◆ **Stored data entries**
################
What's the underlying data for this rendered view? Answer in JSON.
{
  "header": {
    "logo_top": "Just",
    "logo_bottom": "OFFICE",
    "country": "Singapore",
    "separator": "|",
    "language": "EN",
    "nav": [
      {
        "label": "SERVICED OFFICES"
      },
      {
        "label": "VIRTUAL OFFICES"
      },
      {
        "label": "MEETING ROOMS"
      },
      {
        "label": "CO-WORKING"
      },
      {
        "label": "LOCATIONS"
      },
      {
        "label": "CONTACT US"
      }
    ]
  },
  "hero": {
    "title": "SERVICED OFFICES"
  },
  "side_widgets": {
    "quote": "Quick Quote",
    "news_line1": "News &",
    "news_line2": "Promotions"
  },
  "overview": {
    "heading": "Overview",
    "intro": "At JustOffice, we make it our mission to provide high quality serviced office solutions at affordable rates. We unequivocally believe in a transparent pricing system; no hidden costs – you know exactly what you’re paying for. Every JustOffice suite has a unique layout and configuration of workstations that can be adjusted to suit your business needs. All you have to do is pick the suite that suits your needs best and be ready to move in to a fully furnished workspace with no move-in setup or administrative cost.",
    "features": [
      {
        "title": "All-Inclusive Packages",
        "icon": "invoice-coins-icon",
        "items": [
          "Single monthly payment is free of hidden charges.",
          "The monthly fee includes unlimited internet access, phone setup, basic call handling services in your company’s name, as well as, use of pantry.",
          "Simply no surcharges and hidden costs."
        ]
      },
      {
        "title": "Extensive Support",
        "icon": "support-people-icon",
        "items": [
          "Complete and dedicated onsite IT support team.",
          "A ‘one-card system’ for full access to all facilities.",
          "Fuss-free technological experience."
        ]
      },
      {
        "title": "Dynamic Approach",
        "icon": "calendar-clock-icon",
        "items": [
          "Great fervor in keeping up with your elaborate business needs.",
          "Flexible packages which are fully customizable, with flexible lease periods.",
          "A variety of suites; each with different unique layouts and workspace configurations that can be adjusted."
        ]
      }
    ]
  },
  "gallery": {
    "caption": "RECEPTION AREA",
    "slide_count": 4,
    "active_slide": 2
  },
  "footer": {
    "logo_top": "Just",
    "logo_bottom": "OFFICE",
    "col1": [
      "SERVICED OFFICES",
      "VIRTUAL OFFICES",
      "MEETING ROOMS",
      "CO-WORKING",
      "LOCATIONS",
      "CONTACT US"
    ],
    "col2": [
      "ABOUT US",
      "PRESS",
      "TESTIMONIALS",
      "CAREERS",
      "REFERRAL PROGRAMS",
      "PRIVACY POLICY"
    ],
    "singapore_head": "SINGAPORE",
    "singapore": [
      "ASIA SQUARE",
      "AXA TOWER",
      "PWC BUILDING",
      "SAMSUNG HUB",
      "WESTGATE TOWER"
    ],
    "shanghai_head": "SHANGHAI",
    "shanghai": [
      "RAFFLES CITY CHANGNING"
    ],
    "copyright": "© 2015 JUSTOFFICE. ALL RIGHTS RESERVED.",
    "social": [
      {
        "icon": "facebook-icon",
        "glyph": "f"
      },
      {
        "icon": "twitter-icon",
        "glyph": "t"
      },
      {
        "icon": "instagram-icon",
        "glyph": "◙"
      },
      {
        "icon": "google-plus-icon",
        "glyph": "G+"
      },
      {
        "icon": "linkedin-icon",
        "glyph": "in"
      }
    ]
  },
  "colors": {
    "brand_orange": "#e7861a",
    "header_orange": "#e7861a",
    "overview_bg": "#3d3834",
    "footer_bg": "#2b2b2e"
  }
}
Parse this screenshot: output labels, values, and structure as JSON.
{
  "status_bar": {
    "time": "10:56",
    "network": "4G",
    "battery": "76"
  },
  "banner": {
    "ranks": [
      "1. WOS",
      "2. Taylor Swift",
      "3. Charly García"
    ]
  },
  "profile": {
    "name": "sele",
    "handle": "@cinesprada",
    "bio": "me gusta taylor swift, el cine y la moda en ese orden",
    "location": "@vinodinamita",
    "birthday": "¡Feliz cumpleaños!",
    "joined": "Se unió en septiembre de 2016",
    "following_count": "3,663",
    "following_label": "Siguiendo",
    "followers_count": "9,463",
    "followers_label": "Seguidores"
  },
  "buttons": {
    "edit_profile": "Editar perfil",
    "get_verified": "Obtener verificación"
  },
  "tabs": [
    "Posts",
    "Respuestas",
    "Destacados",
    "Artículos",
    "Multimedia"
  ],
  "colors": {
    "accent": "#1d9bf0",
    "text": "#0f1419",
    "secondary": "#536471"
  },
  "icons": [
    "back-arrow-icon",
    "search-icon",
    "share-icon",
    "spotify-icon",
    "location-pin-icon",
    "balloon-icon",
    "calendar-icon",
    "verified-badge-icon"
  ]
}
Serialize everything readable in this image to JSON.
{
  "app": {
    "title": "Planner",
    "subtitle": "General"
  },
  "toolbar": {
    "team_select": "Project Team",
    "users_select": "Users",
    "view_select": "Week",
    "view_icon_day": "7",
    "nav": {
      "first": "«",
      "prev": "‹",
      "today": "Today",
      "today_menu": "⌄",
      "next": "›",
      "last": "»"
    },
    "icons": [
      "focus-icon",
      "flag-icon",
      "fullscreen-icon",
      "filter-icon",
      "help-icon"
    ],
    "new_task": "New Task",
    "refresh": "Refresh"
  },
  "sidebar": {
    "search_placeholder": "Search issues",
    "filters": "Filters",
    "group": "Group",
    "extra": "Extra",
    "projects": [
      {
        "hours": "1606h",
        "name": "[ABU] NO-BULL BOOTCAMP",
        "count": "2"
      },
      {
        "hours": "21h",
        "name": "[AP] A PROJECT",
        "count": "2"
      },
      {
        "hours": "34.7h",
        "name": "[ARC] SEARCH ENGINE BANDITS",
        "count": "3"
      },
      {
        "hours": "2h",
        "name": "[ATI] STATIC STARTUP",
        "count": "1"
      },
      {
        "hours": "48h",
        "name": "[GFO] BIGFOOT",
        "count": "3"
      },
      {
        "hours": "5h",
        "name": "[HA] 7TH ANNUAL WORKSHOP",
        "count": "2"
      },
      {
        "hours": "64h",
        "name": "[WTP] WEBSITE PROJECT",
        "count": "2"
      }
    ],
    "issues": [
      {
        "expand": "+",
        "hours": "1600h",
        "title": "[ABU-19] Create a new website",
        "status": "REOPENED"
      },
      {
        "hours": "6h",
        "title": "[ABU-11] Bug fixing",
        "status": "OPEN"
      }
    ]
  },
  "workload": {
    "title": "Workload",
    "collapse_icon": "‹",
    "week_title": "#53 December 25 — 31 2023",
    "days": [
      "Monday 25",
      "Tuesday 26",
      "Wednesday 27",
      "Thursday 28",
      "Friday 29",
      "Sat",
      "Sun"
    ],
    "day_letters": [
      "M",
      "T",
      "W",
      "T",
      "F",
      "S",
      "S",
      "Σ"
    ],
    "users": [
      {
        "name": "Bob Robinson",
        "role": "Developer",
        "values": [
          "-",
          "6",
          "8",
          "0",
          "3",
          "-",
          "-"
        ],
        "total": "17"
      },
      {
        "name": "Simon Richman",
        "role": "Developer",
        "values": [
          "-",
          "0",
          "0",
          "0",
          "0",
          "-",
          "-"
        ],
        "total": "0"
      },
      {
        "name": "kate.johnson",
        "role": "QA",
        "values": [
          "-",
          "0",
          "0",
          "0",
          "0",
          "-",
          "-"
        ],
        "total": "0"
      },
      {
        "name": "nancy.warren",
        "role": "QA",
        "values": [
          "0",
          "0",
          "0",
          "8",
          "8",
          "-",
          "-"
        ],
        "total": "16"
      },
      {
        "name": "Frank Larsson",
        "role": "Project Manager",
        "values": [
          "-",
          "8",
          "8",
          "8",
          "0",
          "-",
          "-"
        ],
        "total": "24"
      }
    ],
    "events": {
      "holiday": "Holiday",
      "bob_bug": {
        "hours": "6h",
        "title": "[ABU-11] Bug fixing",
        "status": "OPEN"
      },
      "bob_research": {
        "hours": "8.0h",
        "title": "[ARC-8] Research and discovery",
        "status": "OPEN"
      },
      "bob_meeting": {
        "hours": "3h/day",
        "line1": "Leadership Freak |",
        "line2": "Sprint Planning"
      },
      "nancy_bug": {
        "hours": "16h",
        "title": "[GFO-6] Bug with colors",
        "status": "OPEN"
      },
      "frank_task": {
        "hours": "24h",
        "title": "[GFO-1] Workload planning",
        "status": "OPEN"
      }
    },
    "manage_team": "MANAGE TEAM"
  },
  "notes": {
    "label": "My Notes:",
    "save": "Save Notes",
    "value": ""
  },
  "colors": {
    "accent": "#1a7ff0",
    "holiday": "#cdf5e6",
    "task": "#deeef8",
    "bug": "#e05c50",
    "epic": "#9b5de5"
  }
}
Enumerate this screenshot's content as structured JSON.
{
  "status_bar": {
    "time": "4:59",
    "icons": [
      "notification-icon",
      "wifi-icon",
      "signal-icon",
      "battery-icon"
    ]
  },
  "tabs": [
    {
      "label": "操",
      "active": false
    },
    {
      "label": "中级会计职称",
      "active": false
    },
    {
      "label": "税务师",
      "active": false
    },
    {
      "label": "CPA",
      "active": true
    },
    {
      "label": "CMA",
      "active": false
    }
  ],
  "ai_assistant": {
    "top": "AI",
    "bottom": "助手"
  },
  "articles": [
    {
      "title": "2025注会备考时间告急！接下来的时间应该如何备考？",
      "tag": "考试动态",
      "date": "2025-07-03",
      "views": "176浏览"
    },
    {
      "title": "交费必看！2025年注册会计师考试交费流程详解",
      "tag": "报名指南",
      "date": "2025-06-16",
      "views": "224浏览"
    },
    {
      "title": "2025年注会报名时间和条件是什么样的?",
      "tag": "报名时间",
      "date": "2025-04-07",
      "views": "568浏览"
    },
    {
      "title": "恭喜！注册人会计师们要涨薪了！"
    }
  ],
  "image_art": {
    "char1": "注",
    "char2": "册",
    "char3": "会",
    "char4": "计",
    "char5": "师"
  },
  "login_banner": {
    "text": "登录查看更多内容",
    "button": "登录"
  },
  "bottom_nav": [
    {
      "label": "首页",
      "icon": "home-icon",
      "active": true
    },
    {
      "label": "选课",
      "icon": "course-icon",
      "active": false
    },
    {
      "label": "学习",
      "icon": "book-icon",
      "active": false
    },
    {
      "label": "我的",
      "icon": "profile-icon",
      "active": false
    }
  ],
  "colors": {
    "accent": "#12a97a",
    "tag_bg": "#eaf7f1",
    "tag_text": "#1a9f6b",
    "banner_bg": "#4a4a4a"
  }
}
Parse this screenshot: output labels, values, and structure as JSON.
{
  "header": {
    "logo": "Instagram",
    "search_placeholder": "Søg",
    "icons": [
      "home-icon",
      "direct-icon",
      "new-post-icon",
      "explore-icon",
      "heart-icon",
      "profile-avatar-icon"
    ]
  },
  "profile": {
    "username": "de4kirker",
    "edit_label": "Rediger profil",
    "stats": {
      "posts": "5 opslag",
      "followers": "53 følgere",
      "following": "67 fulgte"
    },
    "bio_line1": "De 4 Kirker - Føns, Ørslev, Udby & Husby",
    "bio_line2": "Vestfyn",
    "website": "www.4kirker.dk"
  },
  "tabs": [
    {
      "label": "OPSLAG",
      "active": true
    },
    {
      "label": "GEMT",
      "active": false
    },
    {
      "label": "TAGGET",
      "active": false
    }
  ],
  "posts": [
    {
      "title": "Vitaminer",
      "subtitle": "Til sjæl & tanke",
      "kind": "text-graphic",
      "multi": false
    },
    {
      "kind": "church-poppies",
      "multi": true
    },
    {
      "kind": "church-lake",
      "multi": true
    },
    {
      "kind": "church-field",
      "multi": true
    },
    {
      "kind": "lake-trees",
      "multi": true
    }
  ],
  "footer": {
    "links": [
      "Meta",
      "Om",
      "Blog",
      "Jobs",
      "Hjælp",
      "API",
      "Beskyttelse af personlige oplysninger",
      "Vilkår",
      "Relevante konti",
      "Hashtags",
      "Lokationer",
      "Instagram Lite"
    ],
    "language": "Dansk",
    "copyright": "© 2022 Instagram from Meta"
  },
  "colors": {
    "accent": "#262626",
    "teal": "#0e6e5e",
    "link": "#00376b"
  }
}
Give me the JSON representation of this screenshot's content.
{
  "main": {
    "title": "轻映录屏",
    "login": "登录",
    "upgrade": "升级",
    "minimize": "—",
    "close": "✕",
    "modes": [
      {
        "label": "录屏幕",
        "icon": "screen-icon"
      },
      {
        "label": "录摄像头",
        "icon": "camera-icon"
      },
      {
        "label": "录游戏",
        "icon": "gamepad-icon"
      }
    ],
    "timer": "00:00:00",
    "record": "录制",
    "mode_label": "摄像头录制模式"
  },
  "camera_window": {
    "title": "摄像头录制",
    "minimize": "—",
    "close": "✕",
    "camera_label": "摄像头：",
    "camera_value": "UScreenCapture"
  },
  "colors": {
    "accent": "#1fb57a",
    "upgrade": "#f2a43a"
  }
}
################
Repeat exactly, and only, the lines from the line with "Give me the" through the end of the listing above, both ends included.

Give me the JSON representation of this screenshot's content.
{
  "main": {
    "title": "轻映录屏",
    "login": "登录",
    "upgrade": "升级",
    "minimize": "—",
    "close": "✕",
    "modes": [
      {
        "label": "录屏幕",
        "icon": "screen-icon"
      },
      {
        "label": "录摄像头",
        "icon": "camera-icon"
      },
      {
        "label": "录游戏",
        "icon": "gamepad-icon"
      }
    ],
    "timer": "00:00:00",
    "record": "录制",
    "mode_label": "摄像头录制模式"
  },
  "camera_window": {
    "title": "摄像头录制",
    "minimize": "—",
    "close": "✕",
    "camera_label": "摄像头：",
    "camera_value": "UScreenCapture"
  },
  "colors": {
    "accent": "#1fb57a",
    "upgrade": "#f2a43a"
  }
}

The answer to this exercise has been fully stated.